**Job**
Retype the whole listing, please, keeping every line exact and dropping the pictures.

**Input**
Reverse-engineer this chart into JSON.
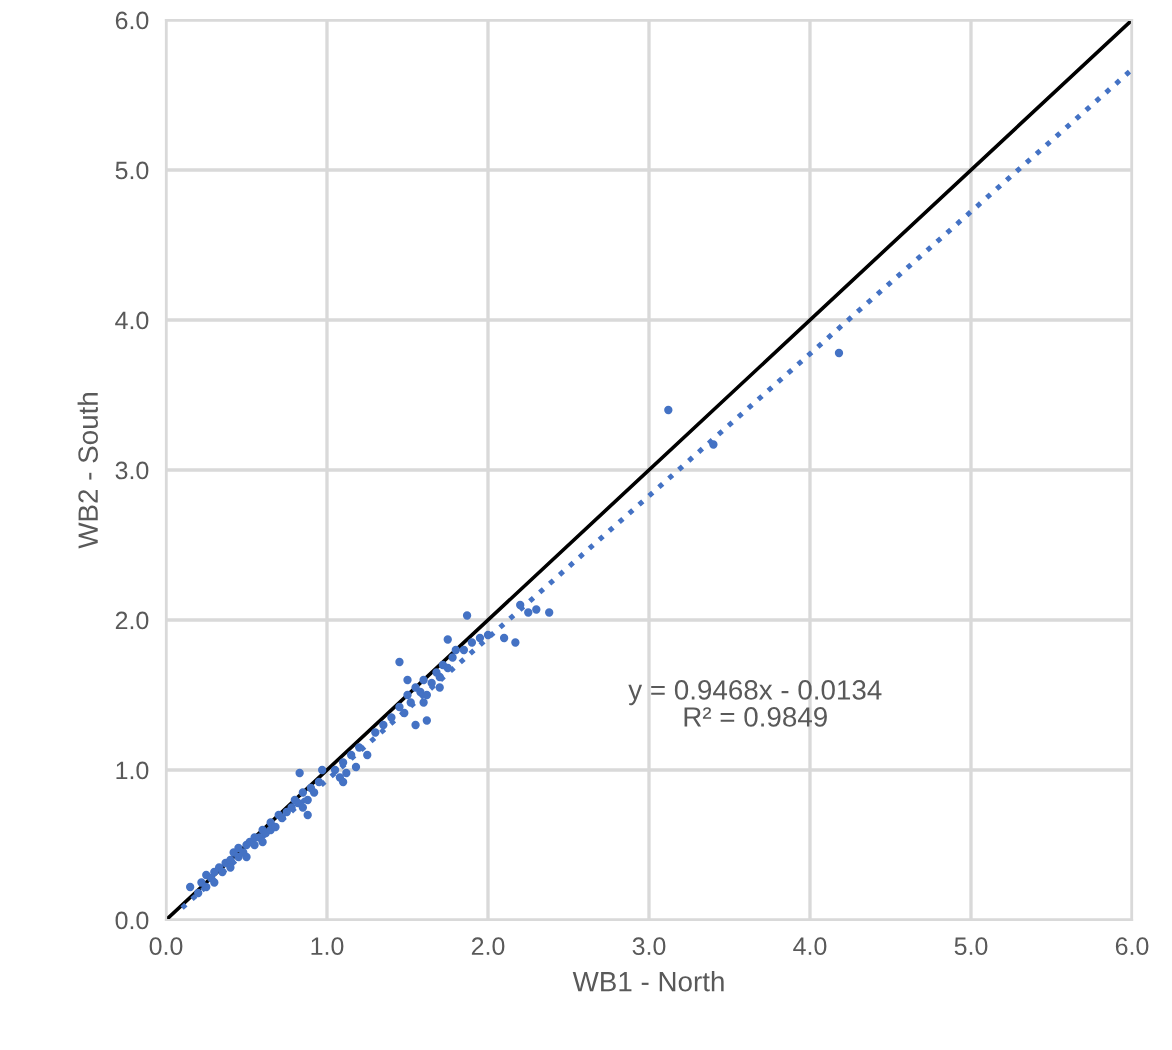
{
  "chart_data": {
    "type": "scatter",
    "xlabel": "WB1 - North",
    "ylabel": "WB2 - South",
    "xlim": [
      0,
      6
    ],
    "ylim": [
      0,
      6
    ],
    "xticks": [
      {
        "value": 0,
        "label": "0.0"
      },
      {
        "value": 1,
        "label": "1.0"
      },
      {
        "value": 2,
        "label": "2.0"
      },
      {
        "value": 3,
        "label": "3.0"
      },
      {
        "value": 4,
        "label": "4.0"
      },
      {
        "value": 5,
        "label": "5.0"
      },
      {
        "value": 6,
        "label": "6.0"
      }
    ],
    "yticks": [
      {
        "value": 0,
        "label": "0.0"
      },
      {
        "value": 1,
        "label": "1.0"
      },
      {
        "value": 2,
        "label": "2.0"
      },
      {
        "value": 3,
        "label": "3.0"
      },
      {
        "value": 4,
        "label": "4.0"
      },
      {
        "value": 5,
        "label": "5.0"
      },
      {
        "value": 6,
        "label": "6.0"
      }
    ],
    "grid": true,
    "annotations": [
      "y = 0.9468x - 0.0134",
      "R² = 0.9849"
    ],
    "series": [
      {
        "color": "#4472c4",
        "marker": "circle",
        "x": [
          0.15,
          0.2,
          0.22,
          0.25,
          0.25,
          0.28,
          0.3,
          0.3,
          0.33,
          0.35,
          0.37,
          0.4,
          0.4,
          0.42,
          0.45,
          0.45,
          0.48,
          0.5,
          0.5,
          0.52,
          0.55,
          0.55,
          0.58,
          0.6,
          0.6,
          0.62,
          0.65,
          0.65,
          0.68,
          0.7,
          0.72,
          0.75,
          0.78,
          0.8,
          0.82,
          0.85,
          0.85,
          0.88,
          0.9,
          0.92,
          0.95,
          0.97,
          0.83,
          0.88,
          1.05,
          1.08,
          1.1,
          1.12,
          1.15,
          1.18,
          1.2,
          1.25,
          1.1,
          1.3,
          1.35,
          1.4,
          1.45,
          1.48,
          1.5,
          1.52,
          1.55,
          1.58,
          1.6,
          1.62,
          1.65,
          1.68,
          1.7,
          1.72,
          1.75,
          1.78,
          1.8,
          1.5,
          1.6,
          1.7,
          1.55,
          1.62,
          1.45,
          1.75,
          1.85,
          1.9,
          1.95,
          2.0,
          1.87,
          2.1,
          2.17,
          2.2,
          2.25,
          2.3,
          2.38,
          3.12,
          3.4,
          4.18
        ],
        "values": [
          0.22,
          0.18,
          0.25,
          0.22,
          0.3,
          0.28,
          0.32,
          0.25,
          0.35,
          0.32,
          0.38,
          0.4,
          0.35,
          0.45,
          0.42,
          0.48,
          0.45,
          0.5,
          0.42,
          0.52,
          0.5,
          0.55,
          0.55,
          0.6,
          0.52,
          0.58,
          0.65,
          0.6,
          0.62,
          0.7,
          0.68,
          0.72,
          0.75,
          0.8,
          0.78,
          0.85,
          0.75,
          0.8,
          0.88,
          0.85,
          0.92,
          1.0,
          0.98,
          0.7,
          1.0,
          0.95,
          1.05,
          0.98,
          1.1,
          1.02,
          1.15,
          1.1,
          0.92,
          1.25,
          1.3,
          1.35,
          1.42,
          1.38,
          1.5,
          1.45,
          1.55,
          1.52,
          1.6,
          1.5,
          1.58,
          1.65,
          1.62,
          1.7,
          1.68,
          1.75,
          1.8,
          1.6,
          1.45,
          1.55,
          1.3,
          1.33,
          1.72,
          1.87,
          1.8,
          1.85,
          1.88,
          1.9,
          2.03,
          1.88,
          1.85,
          2.1,
          2.05,
          2.07,
          2.05,
          3.4,
          3.17,
          3.78
        ]
      },
      {
        "type": "line",
        "color": "#000000",
        "line_style": "solid",
        "marker": "none",
        "x": [
          0,
          6
        ],
        "values": [
          0,
          6
        ]
      },
      {
        "type": "line",
        "color": "#4472c4",
        "line_style": "dotted",
        "marker": "none",
        "x": [
          0.1,
          6
        ],
        "values": [
          0.08,
          5.67
        ]
      }
    ]
  }
}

**Exercise answer**
Reverse-engineer this chart into JSON.
{
  "chart_data": {
    "type": "scatter",
    "xlabel": "WB1 - North",
    "ylabel": "WB2 - South",
    "xlim": [
      0,
      6
    ],
    "ylim": [
      0,
      6
    ],
    "xticks": [
      {
        "value": 0,
        "label": "0.0"
      },
      {
        "value": 1,
        "label": "1.0"
      },
      {
        "value": 2,
        "label": "2.0"
      },
      {
        "value": 3,
        "label": "3.0"
      },
      {
        "value": 4,
        "label": "4.0"
      },
      {
        "value": 5,
        "label": "5.0"
      },
      {
        "value": 6,
        "label": "6.0"
      }
    ],
    "yticks": [
      {
        "value": 0,
        "label": "0.0"
      },
      {
        "value": 1,
        "label": "1.0"
      },
      {
        "value": 2,
        "label": "2.0"
      },
      {
        "value": 3,
        "label": "3.0"
      },
      {
        "value": 4,
        "label": "4.0"
      },
      {
        "value": 5,
        "label": "5.0"
      },
      {
        "value": 6,
        "label": "6.0"
      }
    ],
    "grid": true,
    "annotations": [
      "y = 0.9468x - 0.0134",
      "R² = 0.9849"
    ],
    "series": [
      {
        "color": "#4472c4",
        "marker": "circle",
        "x": [
          0.15,
          0.2,
          0.22,
          0.25,
          0.25,
          0.28,
          0.3,
          0.3,
          0.33,
          0.35,
          0.37,
          0.4,
          0.4,
          0.42,
          0.45,
          0.45,
          0.48,
          0.5,
          0.5,
          0.52,
          0.55,
          0.55,
          0.58,
          0.6,
          0.6,
          0.62,
          0.65,
          0.65,
          0.68,
          0.7,
          0.72,
          0.75,
          0.78,
          0.8,
          0.82,
          0.85,
          0.85,
          0.88,
          0.9,
          0.92,
          0.95,
          0.97,
          0.83,
          0.88,
          1.05,
          1.08,
          1.1,
          1.12,
          1.15,
          1.18,
          1.2,
          1.25,
          1.1,
          1.3,
          1.35,
          1.4,
          1.45,
          1.48,
          1.5,
          1.52,
          1.55,
          1.58,
          1.6,
          1.62,
          1.65,
          1.68,
          1.7,
          1.72,
          1.75,
          1.78,
          1.8,
          1.5,
          1.6,
          1.7,
          1.55,
          1.62,
          1.45,
          1.75,
          1.85,
          1.9,
          1.95,
          2.0,
          1.87,
          2.1,
          2.17,
          2.2,
          2.25,
          2.3,
          2.38,
          3.12,
          3.4,
          4.18
        ],
        "values": [
          0.22,
          0.18,
          0.25,
          0.22,
          0.3,
          0.28,
          0.32,
          0.25,
          0.35,
          0.32,
          0.38,
          0.4,
          0.35,
          0.45,
          0.42,
          0.48,
          0.45,
          0.5,
          0.42,
          0.52,
          0.5,
          0.55,
          0.55,
          0.6,
          0.52,
          0.58,
          0.65,
          0.6,
          0.62,
          0.7,
          0.68,
          0.72,
          0.75,
          0.8,
          0.78,
          0.85,
          0.75,
          0.8,
          0.88,
          0.85,
          0.92,
          1.0,
          0.98,
          0.7,
          1.0,
          0.95,
          1.05,
          0.98,
          1.1,
          1.02,
          1.15,
          1.1,
          0.92,
          1.25,
          1.3,
          1.35,
          1.42,
          1.38,
          1.5,
          1.45,
          1.55,
          1.52,
          1.6,
          1.5,
          1.58,
          1.65,
          1.62,
          1.7,
          1.68,
          1.75,
          1.8,
          1.6,
          1.45,
          1.55,
          1.3,
          1.33,
          1.72,
          1.87,
          1.8,
          1.85,
          1.88,
          1.9,
          2.03,
          1.88,
          1.85,
          2.1,
          2.05,
          2.07,
          2.05,
          3.4,
          3.17,
          3.78
        ]
      },
      {
        "type": "line",
        "color": "#000000",
        "line_style": "solid",
        "marker": "none",
        "x": [
          0,
          6
        ],
        "values": [
          0,
          6
        ]
      },
      {
        "type": "line",
        "color": "#4472c4",
        "line_style": "dotted",
        "marker": "none",
        "x": [
          0.1,
          6
        ],
        "values": [
          0.08,
          5.67
        ]
      }
    ]
  }
}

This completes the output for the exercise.